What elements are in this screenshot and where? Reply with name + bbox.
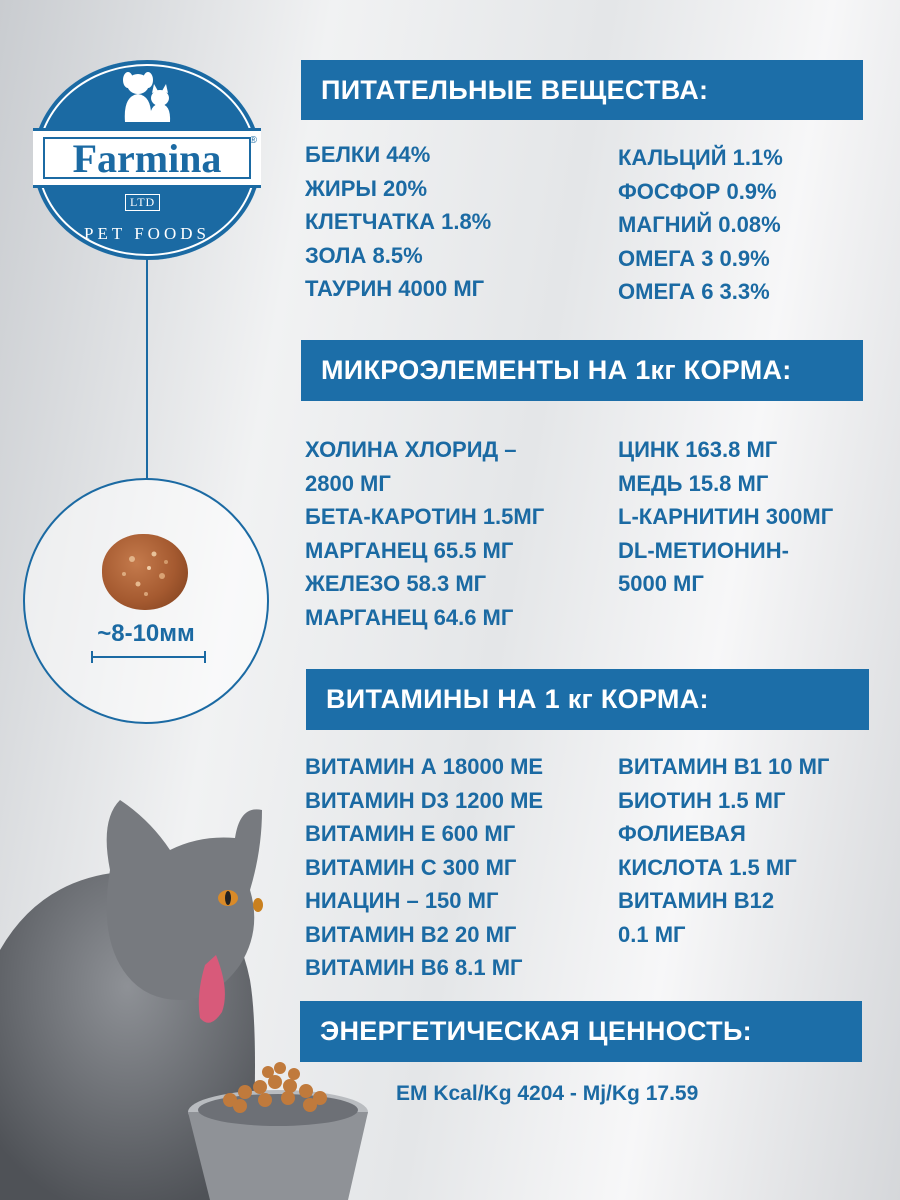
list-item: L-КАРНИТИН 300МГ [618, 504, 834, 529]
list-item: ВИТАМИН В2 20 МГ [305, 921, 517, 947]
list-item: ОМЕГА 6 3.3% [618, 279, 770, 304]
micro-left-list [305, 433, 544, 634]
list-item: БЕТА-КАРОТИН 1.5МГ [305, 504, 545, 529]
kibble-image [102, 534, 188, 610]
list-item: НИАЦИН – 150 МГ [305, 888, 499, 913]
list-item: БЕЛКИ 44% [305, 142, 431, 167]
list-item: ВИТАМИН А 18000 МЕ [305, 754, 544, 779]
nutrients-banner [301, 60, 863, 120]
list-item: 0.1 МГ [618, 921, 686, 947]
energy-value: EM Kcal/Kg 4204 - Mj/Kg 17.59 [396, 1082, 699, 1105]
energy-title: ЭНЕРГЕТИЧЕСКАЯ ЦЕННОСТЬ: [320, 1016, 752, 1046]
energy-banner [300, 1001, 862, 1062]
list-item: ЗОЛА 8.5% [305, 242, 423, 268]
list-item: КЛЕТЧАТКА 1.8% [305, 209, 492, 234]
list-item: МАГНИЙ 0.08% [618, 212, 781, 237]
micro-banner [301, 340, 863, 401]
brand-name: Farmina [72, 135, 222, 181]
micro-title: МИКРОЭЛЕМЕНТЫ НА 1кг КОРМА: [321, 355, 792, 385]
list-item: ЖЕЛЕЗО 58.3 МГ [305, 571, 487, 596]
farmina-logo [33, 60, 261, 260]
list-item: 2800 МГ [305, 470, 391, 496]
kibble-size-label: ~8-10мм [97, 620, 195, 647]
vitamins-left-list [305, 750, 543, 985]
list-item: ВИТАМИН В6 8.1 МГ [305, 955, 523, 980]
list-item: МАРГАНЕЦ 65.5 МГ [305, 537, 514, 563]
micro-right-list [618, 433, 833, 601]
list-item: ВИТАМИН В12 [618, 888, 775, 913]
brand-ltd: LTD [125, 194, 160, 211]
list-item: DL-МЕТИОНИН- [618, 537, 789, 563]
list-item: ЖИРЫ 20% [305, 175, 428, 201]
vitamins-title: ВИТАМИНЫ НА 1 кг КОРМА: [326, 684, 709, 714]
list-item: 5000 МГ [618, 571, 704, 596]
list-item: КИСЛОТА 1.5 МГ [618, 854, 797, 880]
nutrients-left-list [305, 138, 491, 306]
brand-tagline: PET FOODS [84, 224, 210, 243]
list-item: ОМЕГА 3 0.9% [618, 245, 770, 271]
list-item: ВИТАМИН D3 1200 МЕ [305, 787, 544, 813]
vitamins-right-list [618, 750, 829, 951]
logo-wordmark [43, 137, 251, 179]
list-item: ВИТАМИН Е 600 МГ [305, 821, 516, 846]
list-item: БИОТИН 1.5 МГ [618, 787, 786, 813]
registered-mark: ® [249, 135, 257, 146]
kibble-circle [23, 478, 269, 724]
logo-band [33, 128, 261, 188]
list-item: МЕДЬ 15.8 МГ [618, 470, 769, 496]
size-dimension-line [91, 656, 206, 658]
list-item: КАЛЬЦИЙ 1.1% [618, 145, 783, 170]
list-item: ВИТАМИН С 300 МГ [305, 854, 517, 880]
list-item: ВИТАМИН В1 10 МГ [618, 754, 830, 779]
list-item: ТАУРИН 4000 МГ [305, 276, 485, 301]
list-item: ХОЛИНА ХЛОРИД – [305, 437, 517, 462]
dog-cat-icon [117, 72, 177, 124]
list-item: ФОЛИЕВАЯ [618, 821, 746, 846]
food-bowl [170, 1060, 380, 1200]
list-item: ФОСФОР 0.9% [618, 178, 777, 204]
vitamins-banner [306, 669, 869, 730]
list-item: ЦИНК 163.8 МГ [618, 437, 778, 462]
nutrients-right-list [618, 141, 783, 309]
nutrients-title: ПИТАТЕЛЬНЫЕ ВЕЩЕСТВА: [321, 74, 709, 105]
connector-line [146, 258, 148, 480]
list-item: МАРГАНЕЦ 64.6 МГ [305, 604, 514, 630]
···
■ **PROBLEM DESCRIPTION**
Duplicate the listing lines starting at the one that contains "list-item: L-КАРНИТИН 300МГ" and ending after the one that contains "list-item: 2800 МГ [305, 470, 391, 496]", including both of those lines.

■ **SOLUTION TO THE PROBLEM**
list-item: L-КАРНИТИН 300МГ [618, 504, 834, 529]
list-item: ВИТАМИН В2 20 МГ [305, 921, 517, 947]
list-item: ОМЕГА 6 3.3% [618, 279, 770, 304]
micro-left-list [305, 433, 544, 634]
list-item: БЕТА-КАРОТИН 1.5МГ [305, 504, 545, 529]
kibble-image [102, 534, 188, 610]
list-item: НИАЦИН – 150 МГ [305, 888, 499, 913]
list-item: БЕЛКИ 44% [305, 142, 431, 167]
list-item: ВИТАМИН А 18000 МЕ [305, 754, 544, 779]
nutrients-banner [301, 60, 863, 120]
list-item: 0.1 МГ [618, 921, 686, 947]
energy-value: EM Kcal/Kg 4204 - Mj/Kg 17.59 [396, 1082, 699, 1105]
energy-title: ЭНЕРГЕТИЧЕСКАЯ ЦЕННОСТЬ: [320, 1016, 752, 1046]
energy-banner [300, 1001, 862, 1062]
list-item: ЗОЛА 8.5% [305, 242, 423, 268]
list-item: КЛЕТЧАТКА 1.8% [305, 209, 492, 234]
list-item: МАГНИЙ 0.08% [618, 212, 781, 237]
micro-banner [301, 340, 863, 401]
brand-name: Farmina [72, 135, 222, 181]
micro-title: МИКРОЭЛЕМЕНТЫ НА 1кг КОРМА: [321, 355, 792, 385]
list-item: ЖЕЛЕЗО 58.3 МГ [305, 571, 487, 596]
farmina-logo [33, 60, 261, 260]
list-item: 2800 МГ [305, 470, 391, 496]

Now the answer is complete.